To do — Without omitting anything, retype the data that follows.

(Excerpt from a dataset)
####################

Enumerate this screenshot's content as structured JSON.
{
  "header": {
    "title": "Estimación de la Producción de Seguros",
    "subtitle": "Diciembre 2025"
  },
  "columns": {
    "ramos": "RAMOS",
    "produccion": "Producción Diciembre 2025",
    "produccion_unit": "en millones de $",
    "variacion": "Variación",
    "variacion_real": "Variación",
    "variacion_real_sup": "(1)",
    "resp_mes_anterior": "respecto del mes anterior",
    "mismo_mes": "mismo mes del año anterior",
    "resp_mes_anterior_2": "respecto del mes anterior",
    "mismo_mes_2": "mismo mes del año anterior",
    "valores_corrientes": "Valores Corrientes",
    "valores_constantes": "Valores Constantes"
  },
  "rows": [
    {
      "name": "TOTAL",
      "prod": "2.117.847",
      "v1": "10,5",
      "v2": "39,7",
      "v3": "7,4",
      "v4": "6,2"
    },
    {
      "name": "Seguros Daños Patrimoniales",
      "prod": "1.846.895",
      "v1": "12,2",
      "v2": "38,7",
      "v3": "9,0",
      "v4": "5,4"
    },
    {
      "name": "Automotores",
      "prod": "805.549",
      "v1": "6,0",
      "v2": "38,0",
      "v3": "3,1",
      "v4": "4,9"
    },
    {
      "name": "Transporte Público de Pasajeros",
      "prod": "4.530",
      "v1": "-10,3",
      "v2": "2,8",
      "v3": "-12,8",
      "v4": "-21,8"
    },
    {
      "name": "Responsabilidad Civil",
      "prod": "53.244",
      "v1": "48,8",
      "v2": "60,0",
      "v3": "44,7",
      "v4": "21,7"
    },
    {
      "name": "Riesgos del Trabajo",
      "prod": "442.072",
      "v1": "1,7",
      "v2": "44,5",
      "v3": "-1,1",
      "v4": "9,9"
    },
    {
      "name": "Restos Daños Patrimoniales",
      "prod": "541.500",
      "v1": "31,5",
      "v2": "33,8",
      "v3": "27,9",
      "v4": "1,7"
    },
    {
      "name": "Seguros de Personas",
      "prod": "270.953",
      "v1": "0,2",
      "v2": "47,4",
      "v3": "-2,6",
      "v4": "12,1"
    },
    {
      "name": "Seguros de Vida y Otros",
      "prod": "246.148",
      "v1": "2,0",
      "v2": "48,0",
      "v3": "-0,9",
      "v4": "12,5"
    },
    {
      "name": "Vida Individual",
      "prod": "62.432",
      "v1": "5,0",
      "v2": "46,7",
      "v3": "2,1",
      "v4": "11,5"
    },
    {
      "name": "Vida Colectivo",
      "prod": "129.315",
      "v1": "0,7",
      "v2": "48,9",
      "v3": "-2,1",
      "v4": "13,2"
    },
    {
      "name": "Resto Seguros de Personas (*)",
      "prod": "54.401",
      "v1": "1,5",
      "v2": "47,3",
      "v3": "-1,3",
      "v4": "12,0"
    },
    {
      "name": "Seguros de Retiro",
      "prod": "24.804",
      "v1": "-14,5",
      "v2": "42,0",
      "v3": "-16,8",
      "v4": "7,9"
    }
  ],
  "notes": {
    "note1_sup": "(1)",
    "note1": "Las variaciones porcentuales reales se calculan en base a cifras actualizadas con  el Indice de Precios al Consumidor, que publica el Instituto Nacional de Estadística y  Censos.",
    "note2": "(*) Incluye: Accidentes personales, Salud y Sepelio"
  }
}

####################

Written reply —
Enumerate this screenshot's content as structured JSON.
{
  "header": {
    "title": "Estimación de la Producción de Seguros",
    "subtitle": "Diciembre 2025"
  },
  "columns": {
    "ramos": "RAMOS",
    "produccion": "Producción Diciembre 2025",
    "produccion_unit": "en millones de $",
    "variacion": "Variación",
    "variacion_real": "Variación",
    "variacion_real_sup": "(1)",
    "resp_mes_anterior": "respecto del mes anterior",
    "mismo_mes": "mismo mes del año anterior",
    "resp_mes_anterior_2": "respecto del mes anterior",
    "mismo_mes_2": "mismo mes del año anterior",
    "valores_corrientes": "Valores Corrientes",
    "valores_constantes": "Valores Constantes"
  },
  "rows": [
    {
      "name": "TOTAL",
      "prod": "2.117.847",
      "v1": "10,5",
      "v2": "39,7",
      "v3": "7,4",
      "v4": "6,2"
    },
    {
      "name": "Seguros Daños Patrimoniales",
      "prod": "1.846.895",
      "v1": "12,2",
      "v2": "38,7",
      "v3": "9,0",
      "v4": "5,4"
    },
    {
      "name": "Automotores",
      "prod": "805.549",
      "v1": "6,0",
      "v2": "38,0",
      "v3": "3,1",
      "v4": "4,9"
    },
    {
      "name": "Transporte Público de Pasajeros",
      "prod": "4.530",
      "v1": "-10,3",
      "v2": "2,8",
      "v3": "-12,8",
      "v4": "-21,8"
    },
    {
      "name": "Responsabilidad Civil",
      "prod": "53.244",
      "v1": "48,8",
      "v2": "60,0",
      "v3": "44,7",
      "v4": "21,7"
    },
    {
      "name": "Riesgos del Trabajo",
      "prod": "442.072",
      "v1": "1,7",
      "v2": "44,5",
      "v3": "-1,1",
      "v4": "9,9"
    },
    {
      "name": "Restos Daños Patrimoniales",
      "prod": "541.500",
      "v1": "31,5",
      "v2": "33,8",
      "v3": "27,9",
      "v4": "1,7"
    },
    {
      "name": "Seguros de Personas",
      "prod": "270.953",
      "v1": "0,2",
      "v2": "47,4",
      "v3": "-2,6",
      "v4": "12,1"
    },
    {
      "name": "Seguros de Vida y Otros",
      "prod": "246.148",
      "v1": "2,0",
      "v2": "48,0",
      "v3": "-0,9",
      "v4": "12,5"
    },
    {
      "name": "Vida Individual",
      "prod": "62.432",
      "v1": "5,0",
      "v2": "46,7",
      "v3": "2,1",
      "v4": "11,5"
    },
    {
      "name": "Vida Colectivo",
      "prod": "129.315",
      "v1": "0,7",
      "v2": "48,9",
      "v3": "-2,1",
      "v4": "13,2"
    },
    {
      "name": "Resto Seguros de Personas (*)",
      "prod": "54.401",
      "v1": "1,5",
      "v2": "47,3",
      "v3": "-1,3",
      "v4": "12,0"
    },
    {
      "name": "Seguros de Retiro",
      "prod": "24.804",
      "v1": "-14,5",
      "v2": "42,0",
      "v3": "-16,8",
      "v4": "7,9"
    }
  ],
  "notes": {
    "note1_sup": "(1)",
    "note1": "Las variaciones porcentuales reales se calculan en base a cifras actualizadas con  el Indice de Precios al Consumidor, que publica el Instituto Nacional de Estadística y  Censos.",
    "note2": "(*) Incluye: Accidentes personales, Salud y Sepelio"
  }
}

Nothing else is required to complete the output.